=== EXERCISE INPUTS ===

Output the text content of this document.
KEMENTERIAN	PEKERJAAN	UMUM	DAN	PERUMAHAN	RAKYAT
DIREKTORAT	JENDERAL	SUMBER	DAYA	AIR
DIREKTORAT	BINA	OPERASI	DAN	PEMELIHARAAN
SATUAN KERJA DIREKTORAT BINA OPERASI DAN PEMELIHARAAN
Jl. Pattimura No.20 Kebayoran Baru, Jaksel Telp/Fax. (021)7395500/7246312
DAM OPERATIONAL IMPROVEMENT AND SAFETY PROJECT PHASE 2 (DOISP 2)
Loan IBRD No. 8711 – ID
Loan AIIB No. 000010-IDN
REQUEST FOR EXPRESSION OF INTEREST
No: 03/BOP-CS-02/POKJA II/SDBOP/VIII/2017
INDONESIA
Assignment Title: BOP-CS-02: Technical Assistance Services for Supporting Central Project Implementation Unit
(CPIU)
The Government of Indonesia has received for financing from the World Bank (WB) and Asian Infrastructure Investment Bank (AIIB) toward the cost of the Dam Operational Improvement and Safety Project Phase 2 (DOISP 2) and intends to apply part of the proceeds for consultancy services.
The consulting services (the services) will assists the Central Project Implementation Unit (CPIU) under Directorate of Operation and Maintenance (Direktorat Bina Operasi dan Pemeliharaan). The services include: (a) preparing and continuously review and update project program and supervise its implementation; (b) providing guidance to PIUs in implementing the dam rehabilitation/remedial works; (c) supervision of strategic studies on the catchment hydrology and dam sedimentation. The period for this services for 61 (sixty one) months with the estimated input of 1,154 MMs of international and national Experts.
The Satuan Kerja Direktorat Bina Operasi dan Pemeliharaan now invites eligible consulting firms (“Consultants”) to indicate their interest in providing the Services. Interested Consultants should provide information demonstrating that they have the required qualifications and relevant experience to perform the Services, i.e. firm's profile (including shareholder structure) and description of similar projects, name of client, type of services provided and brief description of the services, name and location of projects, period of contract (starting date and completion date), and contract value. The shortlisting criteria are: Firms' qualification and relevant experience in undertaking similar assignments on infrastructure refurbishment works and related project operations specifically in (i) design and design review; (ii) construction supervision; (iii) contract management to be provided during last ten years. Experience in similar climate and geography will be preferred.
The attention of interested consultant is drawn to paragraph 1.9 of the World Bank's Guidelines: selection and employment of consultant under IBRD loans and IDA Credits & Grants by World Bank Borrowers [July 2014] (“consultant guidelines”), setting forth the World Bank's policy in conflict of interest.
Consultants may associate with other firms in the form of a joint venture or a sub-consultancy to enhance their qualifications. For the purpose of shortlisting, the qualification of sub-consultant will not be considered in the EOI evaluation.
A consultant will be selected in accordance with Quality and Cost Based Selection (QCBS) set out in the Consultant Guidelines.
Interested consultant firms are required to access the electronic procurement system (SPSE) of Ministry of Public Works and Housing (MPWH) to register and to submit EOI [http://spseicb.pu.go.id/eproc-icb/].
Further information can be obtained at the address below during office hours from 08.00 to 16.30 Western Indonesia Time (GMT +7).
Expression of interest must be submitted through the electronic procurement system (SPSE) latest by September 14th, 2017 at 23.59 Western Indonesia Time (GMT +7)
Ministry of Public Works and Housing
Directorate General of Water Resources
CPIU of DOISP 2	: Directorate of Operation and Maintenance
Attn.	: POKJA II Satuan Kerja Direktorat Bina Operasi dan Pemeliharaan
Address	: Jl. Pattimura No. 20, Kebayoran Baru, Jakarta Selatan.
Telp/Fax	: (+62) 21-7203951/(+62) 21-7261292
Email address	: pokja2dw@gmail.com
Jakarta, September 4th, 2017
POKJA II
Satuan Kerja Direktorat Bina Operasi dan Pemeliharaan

===

> _THE EXERCISE_
Find every line in the records that has the string "Ministry", then state how many there are and nothing else.

> _COMPLETE ANSWER_
2